— Start of MATERIAL SUPPLIED —

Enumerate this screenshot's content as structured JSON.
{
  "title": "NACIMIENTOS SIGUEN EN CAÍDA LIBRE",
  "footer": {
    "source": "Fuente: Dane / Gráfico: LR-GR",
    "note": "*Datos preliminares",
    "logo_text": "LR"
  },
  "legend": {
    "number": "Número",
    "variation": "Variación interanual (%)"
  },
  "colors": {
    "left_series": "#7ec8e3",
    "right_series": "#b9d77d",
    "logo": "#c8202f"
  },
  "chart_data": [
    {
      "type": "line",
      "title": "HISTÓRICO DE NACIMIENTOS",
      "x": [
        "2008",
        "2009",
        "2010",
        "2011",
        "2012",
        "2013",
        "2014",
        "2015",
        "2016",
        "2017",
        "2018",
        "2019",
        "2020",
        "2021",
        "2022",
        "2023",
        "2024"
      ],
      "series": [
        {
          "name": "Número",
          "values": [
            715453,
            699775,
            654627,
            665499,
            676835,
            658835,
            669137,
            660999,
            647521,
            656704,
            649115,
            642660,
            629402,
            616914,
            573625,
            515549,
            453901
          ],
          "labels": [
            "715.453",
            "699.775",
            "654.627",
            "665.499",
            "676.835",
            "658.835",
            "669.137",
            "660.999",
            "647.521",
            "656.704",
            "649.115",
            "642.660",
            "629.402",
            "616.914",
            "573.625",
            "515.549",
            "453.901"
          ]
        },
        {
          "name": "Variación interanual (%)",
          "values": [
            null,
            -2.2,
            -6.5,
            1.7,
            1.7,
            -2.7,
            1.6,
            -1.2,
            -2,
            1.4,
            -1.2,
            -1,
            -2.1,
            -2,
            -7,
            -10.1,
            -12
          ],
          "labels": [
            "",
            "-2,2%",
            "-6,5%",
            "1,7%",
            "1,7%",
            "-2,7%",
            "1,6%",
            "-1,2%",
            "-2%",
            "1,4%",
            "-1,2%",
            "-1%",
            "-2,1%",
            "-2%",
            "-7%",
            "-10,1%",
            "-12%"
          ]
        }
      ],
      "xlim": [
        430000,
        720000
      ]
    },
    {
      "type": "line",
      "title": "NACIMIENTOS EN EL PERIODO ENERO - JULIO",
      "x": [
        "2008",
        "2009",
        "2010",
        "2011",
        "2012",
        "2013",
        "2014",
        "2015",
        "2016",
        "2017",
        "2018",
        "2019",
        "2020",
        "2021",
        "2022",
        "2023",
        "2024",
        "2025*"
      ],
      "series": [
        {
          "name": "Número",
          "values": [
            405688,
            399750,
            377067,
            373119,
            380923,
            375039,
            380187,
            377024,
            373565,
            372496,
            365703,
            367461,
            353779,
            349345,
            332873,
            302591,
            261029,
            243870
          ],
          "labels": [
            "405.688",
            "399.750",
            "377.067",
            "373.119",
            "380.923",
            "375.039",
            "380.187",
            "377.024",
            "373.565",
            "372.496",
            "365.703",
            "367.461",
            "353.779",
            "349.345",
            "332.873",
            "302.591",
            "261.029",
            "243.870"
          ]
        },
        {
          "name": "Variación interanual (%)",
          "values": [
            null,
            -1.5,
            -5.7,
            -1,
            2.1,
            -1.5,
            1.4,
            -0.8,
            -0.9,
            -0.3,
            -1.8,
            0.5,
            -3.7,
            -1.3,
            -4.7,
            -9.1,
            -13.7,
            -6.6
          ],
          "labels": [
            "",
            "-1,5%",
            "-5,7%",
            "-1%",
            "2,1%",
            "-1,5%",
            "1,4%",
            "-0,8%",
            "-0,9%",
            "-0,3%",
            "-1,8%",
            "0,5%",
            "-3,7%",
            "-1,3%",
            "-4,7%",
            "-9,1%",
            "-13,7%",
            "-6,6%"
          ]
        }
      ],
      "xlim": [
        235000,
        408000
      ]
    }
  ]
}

— End of MATERIAL SUPPLIED —

SET EXERCISE —
Write out the entire listing exactly.

OUTPUT OF THE TASK —
Enumerate this screenshot's content as structured JSON.
{
  "title": "NACIMIENTOS SIGUEN EN CAÍDA LIBRE",
  "footer": {
    "source": "Fuente: Dane / Gráfico: LR-GR",
    "note": "*Datos preliminares",
    "logo_text": "LR"
  },
  "legend": {
    "number": "Número",
    "variation": "Variación interanual (%)"
  },
  "colors": {
    "left_series": "#7ec8e3",
    "right_series": "#b9d77d",
    "logo": "#c8202f"
  },
  "chart_data": [
    {
      "type": "line",
      "title": "HISTÓRICO DE NACIMIENTOS",
      "x": [
        "2008",
        "2009",
        "2010",
        "2011",
        "2012",
        "2013",
        "2014",
        "2015",
        "2016",
        "2017",
        "2018",
        "2019",
        "2020",
        "2021",
        "2022",
        "2023",
        "2024"
      ],
      "series": [
        {
          "name": "Número",
          "values": [
            715453,
            699775,
            654627,
            665499,
            676835,
            658835,
            669137,
            660999,
            647521,
            656704,
            649115,
            642660,
            629402,
            616914,
            573625,
            515549,
            453901
          ],
          "labels": [
            "715.453",
            "699.775",
            "654.627",
            "665.499",
            "676.835",
            "658.835",
            "669.137",
            "660.999",
            "647.521",
            "656.704",
            "649.115",
            "642.660",
            "629.402",
            "616.914",
            "573.625",
            "515.549",
            "453.901"
          ]
        },
        {
          "name": "Variación interanual (%)",
          "values": [
            null,
            -2.2,
            -6.5,
            1.7,
            1.7,
            -2.7,
            1.6,
            -1.2,
            -2,
            1.4,
            -1.2,
            -1,
            -2.1,
            -2,
            -7,
            -10.1,
            -12
          ],
          "labels": [
            "",
            "-2,2%",
            "-6,5%",
            "1,7%",
            "1,7%",
            "-2,7%",
            "1,6%",
            "-1,2%",
            "-2%",
            "1,4%",
            "-1,2%",
            "-1%",
            "-2,1%",
            "-2%",
            "-7%",
            "-10,1%",
            "-12%"
          ]
        }
      ],
      "xlim": [
        430000,
        720000
      ]
    },
    {
      "type": "line",
      "title": "NACIMIENTOS EN EL PERIODO ENERO - JULIO",
      "x": [
        "2008",
        "2009",
        "2010",
        "2011",
        "2012",
        "2013",
        "2014",
        "2015",
        "2016",
        "2017",
        "2018",
        "2019",
        "2020",
        "2021",
        "2022",
        "2023",
        "2024",
        "2025*"
      ],
      "series": [
        {
          "name": "Número",
          "values": [
            405688,
            399750,
            377067,
            373119,
            380923,
            375039,
            380187,
            377024,
            373565,
            372496,
            365703,
            367461,
            353779,
            349345,
            332873,
            302591,
            261029,
            243870
          ],
          "labels": [
            "405.688",
            "399.750",
            "377.067",
            "373.119",
            "380.923",
            "375.039",
            "380.187",
            "377.024",
            "373.565",
            "372.496",
            "365.703",
            "367.461",
            "353.779",
            "349.345",
            "332.873",
            "302.591",
            "261.029",
            "243.870"
          ]
        },
        {
          "name": "Variación interanual (%)",
          "values": [
            null,
            -1.5,
            -5.7,
            -1,
            2.1,
            -1.5,
            1.4,
            -0.8,
            -0.9,
            -0.3,
            -1.8,
            0.5,
            -3.7,
            -1.3,
            -4.7,
            -9.1,
            -13.7,
            -6.6
          ],
          "labels": [
            "",
            "-1,5%",
            "-5,7%",
            "-1%",
            "2,1%",
            "-1,5%",
            "1,4%",
            "-0,8%",
            "-0,9%",
            "-0,3%",
            "-1,8%",
            "0,5%",
            "-3,7%",
            "-1,3%",
            "-4,7%",
            "-9,1%",
            "-13,7%",
            "-6,6%"
          ]
        }
      ],
      "xlim": [
        235000,
        408000
      ]
    }
  ]
}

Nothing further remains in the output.